# [BRIEF A]
In the rows, starting at the line containing "gridline-vertical — [490, 63, 492, 541]" and ending at the line containing "bar[interactable]: 728.1 —", substitute "category-strip" for every "category-band" and reproduce those lines with nothing else altered.

# [PAGE TEXT]

***

The question you ask about the factor of 1/2 is a very common one.

It is also unfortunate that the name of the paper is

Energy Methods

Since neither Virtual Work, nor the Reciprocal Theorems are truly energy methods.

Castigliano's Theorems, Strain Energy, Variational methods, Hamilton-Lagrange methods are true energy methods.

OK the key connection is the condition of equilibrium.

First consider a body in equilibrium but strained by an external force and enquire how it came to this state.

To keep it simple consider a single force, F, and extension, e.

To calculate the energetics of this we need to consider the difference between an equilibrium state, unstrained by F, and the second equilibrium state after the application of F and when equilibrium has been re-established.

Initially the applied force is zero and the extension is zero.

If we build up F slowly from zero and consider the situation where just δF has been applied the resultant extension is δe and the work done ie the energy input to the body is δF x δe

All these small increments of input energy (work) add up and eventually we reach the equilibrium where the full F is applied and the full extension e obtained.

However the full F has not been acting for the entire straining process.

To sum the work we can either do the integral ∫Fδe if we can obtain an expression for F in terms of e - which we can for a linear system since e and F are proportional.

Or we can take an average for F, which amounts to the same thing. The average over the range zero to F is 1/2( 0 + F) =F/2.

Here is the factor of 1/2 that you were enquiring about and is the actual strain energy imparted.

But what about Virtual Work?

Well VW stems from the (obvious?) mechanical fact that if a system of forces is in equilibrium and is moved bodily sideways so the whole system is still in equilibrium no work is done.

So if we consider a bunch of forces (F1, F2, F1, etc) in equilibrium and displace the whole system a (vector) distance d then the work done for each force is force times the distance times the cosine of the angle between that force and the vector d.

Ʃ (Fi d cosθi)

Because the system is in equilibrium this sum must equal zero and is termed the virtual work.

Because the forces already exist and do not change during the displacement there is no factor of 1/2 involved.

In relation to your referenced paper, the increase in internal energy is provided by the work done by the external loads. If this external work is zero, then so is the 'internal work'.

***

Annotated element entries
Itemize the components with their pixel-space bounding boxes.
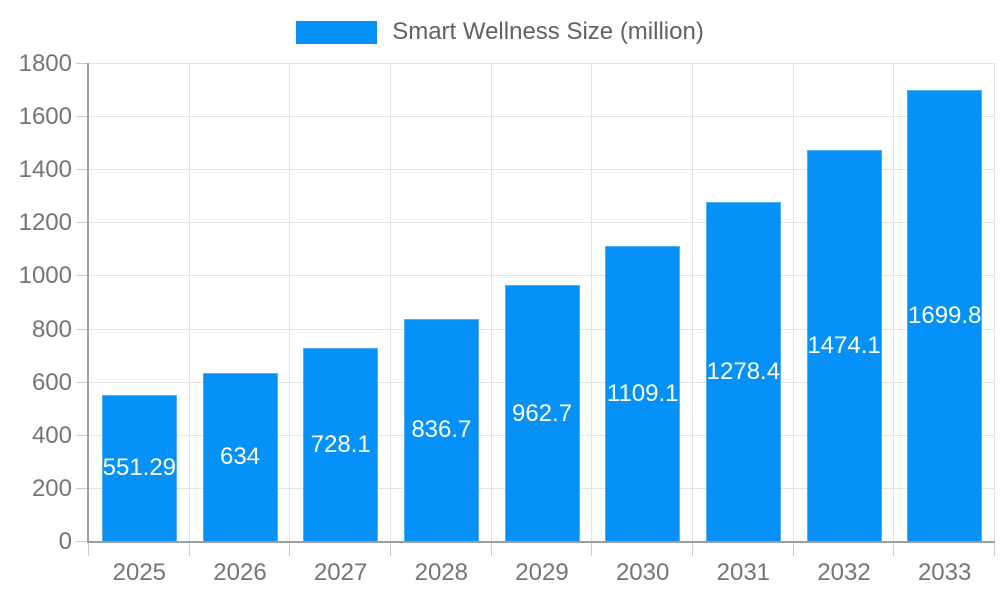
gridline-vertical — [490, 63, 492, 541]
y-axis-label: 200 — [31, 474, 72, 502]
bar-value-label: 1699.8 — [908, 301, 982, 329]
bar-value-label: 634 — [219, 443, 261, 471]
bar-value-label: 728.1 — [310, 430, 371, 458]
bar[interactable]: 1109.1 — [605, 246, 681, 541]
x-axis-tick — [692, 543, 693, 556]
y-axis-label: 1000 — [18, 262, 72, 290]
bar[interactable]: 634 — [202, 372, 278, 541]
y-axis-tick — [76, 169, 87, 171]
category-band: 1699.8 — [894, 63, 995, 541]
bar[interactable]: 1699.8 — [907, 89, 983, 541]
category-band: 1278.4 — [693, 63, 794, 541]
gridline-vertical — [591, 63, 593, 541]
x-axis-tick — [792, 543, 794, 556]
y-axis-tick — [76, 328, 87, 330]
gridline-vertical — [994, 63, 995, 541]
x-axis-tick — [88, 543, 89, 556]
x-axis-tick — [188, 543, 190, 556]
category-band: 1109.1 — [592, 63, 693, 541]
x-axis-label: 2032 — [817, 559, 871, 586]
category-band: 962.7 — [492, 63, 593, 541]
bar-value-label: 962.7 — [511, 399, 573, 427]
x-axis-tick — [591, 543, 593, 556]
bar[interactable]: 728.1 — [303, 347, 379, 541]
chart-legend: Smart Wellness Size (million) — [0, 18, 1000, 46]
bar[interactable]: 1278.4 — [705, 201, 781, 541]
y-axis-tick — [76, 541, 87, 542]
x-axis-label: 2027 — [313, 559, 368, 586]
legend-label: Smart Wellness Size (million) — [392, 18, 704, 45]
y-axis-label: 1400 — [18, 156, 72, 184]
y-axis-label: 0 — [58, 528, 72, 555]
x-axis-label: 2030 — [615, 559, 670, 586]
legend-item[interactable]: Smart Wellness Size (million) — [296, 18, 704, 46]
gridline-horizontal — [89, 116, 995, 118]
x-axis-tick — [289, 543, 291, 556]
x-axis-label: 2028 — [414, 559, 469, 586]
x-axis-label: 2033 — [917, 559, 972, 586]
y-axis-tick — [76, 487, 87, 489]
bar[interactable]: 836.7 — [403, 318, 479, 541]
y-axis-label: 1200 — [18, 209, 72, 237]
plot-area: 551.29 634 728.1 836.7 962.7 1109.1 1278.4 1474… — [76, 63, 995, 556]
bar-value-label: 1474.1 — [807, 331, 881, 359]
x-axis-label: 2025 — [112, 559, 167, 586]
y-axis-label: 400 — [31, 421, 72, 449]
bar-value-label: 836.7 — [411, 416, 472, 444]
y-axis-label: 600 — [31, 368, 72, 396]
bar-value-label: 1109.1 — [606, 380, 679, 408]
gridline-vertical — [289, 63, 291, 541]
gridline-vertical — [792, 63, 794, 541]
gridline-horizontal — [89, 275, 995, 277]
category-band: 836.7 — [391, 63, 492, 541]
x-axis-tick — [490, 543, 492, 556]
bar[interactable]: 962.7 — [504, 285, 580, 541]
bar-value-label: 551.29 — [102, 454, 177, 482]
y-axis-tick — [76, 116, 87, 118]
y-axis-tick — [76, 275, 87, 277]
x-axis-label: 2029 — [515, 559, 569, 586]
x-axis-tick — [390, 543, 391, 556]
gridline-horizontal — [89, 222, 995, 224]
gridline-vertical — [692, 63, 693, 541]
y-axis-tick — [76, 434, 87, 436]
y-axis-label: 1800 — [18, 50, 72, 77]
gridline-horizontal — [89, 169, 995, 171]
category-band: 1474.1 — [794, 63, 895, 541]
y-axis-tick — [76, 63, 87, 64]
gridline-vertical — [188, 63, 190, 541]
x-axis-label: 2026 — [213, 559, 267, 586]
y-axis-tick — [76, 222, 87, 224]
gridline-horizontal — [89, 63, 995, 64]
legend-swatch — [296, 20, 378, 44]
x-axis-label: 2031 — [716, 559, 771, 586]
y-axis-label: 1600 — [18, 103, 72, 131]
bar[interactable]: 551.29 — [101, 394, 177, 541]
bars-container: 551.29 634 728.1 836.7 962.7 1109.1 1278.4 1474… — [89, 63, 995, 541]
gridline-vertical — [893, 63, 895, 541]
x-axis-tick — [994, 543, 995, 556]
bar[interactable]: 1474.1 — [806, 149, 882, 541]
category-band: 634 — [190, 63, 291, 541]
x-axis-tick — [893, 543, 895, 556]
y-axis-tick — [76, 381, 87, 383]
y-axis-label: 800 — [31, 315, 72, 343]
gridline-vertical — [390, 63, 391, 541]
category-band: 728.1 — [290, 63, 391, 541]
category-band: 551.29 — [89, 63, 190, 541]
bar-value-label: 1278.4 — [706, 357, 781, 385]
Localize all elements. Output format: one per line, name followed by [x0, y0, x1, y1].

***

# [BRIEF B]
Which methods does the forum post on energy methods name as true energy methods?

# [TASK RESULT A]
gridline-vertical — [490, 63, 492, 541]
y-axis-label: 200 — [31, 474, 72, 502]
bar-value-label: 1699.8 — [908, 301, 982, 329]
bar-value-label: 634 — [219, 443, 261, 471]
bar-value-label: 728.1 — [310, 430, 371, 458]
bar[interactable]: 1109.1 — [605, 246, 681, 541]
x-axis-tick — [692, 543, 693, 556]
y-axis-label: 1000 — [18, 262, 72, 290]
bar[interactable]: 634 — [202, 372, 278, 541]
y-axis-tick — [76, 169, 87, 171]
category-strip: 1699.8 — [894, 63, 995, 541]
bar[interactable]: 1699.8 — [907, 89, 983, 541]
category-strip: 1278.4 — [693, 63, 794, 541]
gridline-vertical — [591, 63, 593, 541]
x-axis-tick — [792, 543, 794, 556]
y-axis-tick — [76, 328, 87, 330]
gridline-vertical — [994, 63, 995, 541]
x-axis-tick — [88, 543, 89, 556]
x-axis-tick — [188, 543, 190, 556]
category-strip: 1109.1 — [592, 63, 693, 541]
x-axis-label: 2032 — [817, 559, 871, 586]
category-strip: 962.7 — [492, 63, 593, 541]
bar-value-label: 962.7 — [511, 399, 573, 427]
x-axis-tick — [591, 543, 593, 556]
bar[interactable]: 728.1 — [303, 347, 379, 541]

# [TASK RESULT B]
Castigliano's Theorems, Strain Energy, Variational methods, and Hamilton-Lagrange methods.